Given instruction
Count the lines containing "final". Give the number alone.

Source data

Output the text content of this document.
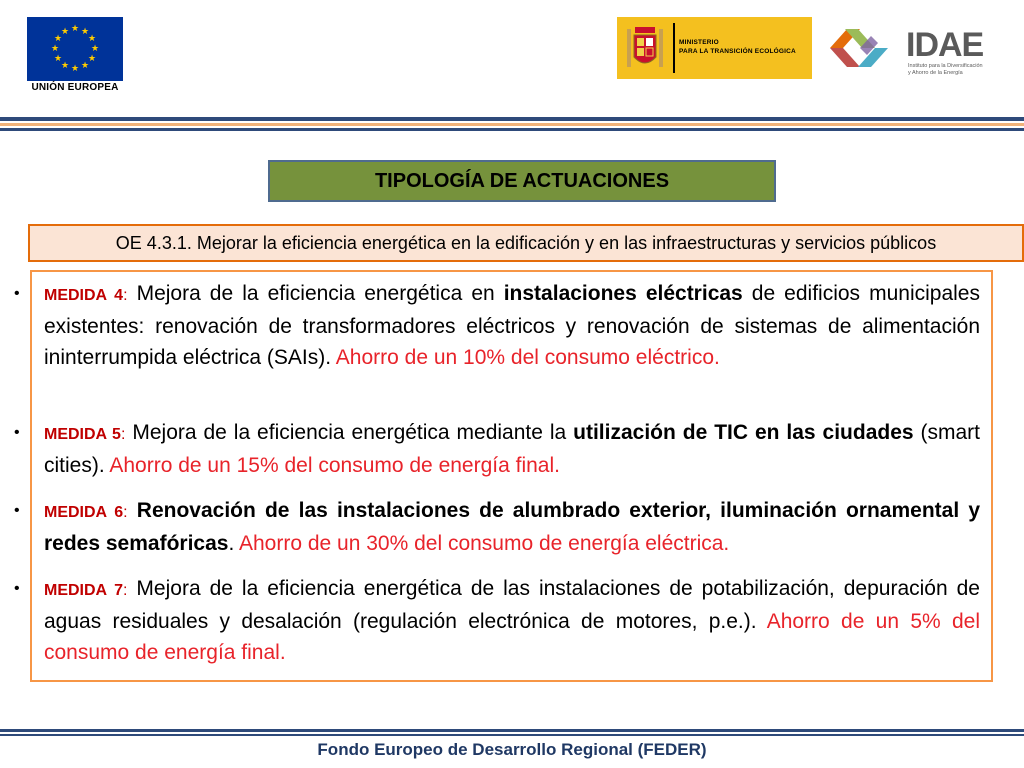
★ ★
★
★
★
★
★
★
★
★
★
★
UNIÓN EUROPEA
MINISTERIO
PARA LA TRANSICIÓN ECOLÓGICA	IDAE
Instituto para la Diversificación
y Ahorro de la Energía
TIPOLOGÍA DE ACTUACIONES
OE 4.3.1. Mejorar la eficiencia energética en la edificación y en las infraestructuras y servicios públicos
• MEDIDA 4: Mejora de la eficiencia energética en instalaciones eléctricas de edificios municipales existentes: renovación de transformadores eléctricos y renovación de sistemas de alimentación ininterrumpida eléctrica (SAIs). Ahorro de un 10% del consumo eléctrico.
• MEDIDA 5: Mejora de la eficiencia energética mediante la utilización de TIC en las ciudades (smart cities). Ahorro de un 15% del consumo de energía final.
• MEDIDA 6: Renovación de las instalaciones de alumbrado exterior, iluminación ornamental y redes semafóricas. Ahorro de un 30% del consumo de energía eléctrica.
• MEDIDA 7: Mejora de la eficiencia energética de las instalaciones de potabilización, depuración de aguas residuales y desalación (regulación electrónica de motores, p.e.). Ahorro de un 5% del consumo de energía final.
Fondo Europeo de Desarrollo Regional (FEDER)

Task response
2